[Data records]
::::::::
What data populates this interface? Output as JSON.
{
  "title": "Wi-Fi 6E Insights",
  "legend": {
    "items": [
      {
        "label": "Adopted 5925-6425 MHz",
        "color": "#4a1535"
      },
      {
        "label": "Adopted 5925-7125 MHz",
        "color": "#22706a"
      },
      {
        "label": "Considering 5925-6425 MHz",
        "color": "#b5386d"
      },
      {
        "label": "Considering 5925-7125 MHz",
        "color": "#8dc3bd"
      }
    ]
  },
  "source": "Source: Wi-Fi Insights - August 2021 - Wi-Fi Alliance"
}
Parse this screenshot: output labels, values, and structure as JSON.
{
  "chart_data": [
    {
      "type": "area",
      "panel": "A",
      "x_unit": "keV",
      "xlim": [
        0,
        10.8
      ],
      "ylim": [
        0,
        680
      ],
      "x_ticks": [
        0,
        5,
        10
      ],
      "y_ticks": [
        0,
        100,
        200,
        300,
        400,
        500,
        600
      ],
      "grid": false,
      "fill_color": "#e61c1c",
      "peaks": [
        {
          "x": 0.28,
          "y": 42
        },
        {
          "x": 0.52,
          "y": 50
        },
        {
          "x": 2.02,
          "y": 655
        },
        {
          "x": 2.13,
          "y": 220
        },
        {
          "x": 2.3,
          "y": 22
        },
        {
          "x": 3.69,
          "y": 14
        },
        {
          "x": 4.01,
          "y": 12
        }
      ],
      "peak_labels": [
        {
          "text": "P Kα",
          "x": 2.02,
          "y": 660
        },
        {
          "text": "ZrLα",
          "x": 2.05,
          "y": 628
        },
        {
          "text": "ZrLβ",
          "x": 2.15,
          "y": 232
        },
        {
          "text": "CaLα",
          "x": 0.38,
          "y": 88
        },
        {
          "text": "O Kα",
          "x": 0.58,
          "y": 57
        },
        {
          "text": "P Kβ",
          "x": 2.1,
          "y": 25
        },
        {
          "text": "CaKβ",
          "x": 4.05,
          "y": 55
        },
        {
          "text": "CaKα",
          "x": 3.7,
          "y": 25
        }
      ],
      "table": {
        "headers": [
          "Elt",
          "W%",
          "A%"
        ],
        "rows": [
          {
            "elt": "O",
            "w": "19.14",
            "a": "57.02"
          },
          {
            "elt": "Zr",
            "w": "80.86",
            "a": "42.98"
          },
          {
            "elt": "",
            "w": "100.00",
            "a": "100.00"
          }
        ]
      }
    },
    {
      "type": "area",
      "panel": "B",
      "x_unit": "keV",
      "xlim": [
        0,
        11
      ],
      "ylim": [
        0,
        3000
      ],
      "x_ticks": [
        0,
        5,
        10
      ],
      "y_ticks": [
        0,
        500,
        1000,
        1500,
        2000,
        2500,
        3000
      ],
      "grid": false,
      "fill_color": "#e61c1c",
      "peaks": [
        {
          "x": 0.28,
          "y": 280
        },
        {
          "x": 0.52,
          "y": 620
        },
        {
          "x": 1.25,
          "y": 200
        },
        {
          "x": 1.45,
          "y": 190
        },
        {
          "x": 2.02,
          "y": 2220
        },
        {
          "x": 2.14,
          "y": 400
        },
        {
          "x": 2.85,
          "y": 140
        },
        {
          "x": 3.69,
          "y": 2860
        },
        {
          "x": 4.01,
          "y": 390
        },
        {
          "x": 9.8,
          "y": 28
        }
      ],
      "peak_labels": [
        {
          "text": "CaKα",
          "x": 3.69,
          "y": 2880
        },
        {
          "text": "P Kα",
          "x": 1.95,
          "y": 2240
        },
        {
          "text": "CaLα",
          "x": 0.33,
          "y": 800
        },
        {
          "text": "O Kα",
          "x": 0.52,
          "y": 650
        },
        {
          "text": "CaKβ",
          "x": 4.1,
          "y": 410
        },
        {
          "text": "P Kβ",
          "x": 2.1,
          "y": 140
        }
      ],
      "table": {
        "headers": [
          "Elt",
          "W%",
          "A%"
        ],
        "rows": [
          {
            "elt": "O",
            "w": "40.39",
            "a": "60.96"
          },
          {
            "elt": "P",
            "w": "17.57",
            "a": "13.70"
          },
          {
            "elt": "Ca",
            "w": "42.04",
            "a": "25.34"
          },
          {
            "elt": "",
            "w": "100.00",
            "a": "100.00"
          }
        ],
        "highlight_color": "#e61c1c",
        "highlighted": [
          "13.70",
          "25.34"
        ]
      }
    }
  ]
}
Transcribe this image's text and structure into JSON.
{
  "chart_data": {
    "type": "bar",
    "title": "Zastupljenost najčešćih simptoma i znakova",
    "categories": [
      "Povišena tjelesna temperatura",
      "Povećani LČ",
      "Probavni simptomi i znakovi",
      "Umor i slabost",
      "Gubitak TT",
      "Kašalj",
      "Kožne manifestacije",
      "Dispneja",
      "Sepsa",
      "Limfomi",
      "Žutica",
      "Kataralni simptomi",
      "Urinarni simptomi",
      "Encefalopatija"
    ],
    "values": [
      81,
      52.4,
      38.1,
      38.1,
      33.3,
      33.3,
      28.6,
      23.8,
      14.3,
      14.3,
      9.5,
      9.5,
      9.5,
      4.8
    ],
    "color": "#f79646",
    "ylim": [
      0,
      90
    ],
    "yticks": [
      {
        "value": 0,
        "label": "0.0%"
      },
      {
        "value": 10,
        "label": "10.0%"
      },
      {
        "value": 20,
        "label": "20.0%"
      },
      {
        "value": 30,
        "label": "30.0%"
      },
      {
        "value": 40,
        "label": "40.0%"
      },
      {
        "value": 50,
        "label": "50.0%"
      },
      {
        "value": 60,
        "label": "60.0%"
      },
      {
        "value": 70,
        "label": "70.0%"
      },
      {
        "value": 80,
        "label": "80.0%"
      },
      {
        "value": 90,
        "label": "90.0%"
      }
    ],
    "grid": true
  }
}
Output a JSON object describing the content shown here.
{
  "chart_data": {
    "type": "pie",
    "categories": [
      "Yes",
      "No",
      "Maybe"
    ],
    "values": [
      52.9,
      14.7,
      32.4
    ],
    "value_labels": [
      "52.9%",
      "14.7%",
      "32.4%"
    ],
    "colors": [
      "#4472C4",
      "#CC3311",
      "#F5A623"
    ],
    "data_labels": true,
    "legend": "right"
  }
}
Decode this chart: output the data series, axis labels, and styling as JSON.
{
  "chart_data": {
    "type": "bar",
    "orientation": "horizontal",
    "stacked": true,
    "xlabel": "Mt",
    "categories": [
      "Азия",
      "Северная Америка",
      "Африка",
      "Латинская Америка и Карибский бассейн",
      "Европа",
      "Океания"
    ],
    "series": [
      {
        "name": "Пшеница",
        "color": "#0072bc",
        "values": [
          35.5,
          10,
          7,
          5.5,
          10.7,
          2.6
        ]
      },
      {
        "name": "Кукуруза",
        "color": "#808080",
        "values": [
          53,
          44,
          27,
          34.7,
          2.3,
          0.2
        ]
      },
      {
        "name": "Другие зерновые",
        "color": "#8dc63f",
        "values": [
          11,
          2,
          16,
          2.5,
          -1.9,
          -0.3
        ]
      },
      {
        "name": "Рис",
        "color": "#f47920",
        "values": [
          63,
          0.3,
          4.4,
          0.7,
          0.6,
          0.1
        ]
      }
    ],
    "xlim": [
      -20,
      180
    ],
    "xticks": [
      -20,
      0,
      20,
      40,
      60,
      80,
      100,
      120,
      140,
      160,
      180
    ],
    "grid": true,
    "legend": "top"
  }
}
::::::::
■ REQUIRED TASK:
Extract all lines containing the word "title".

■ SOLUTION TO THIS TASK:
  "title": "Wi-Fi 6E Insights",
    "title": "Zastupljenost najčešćih simptoma i znakova",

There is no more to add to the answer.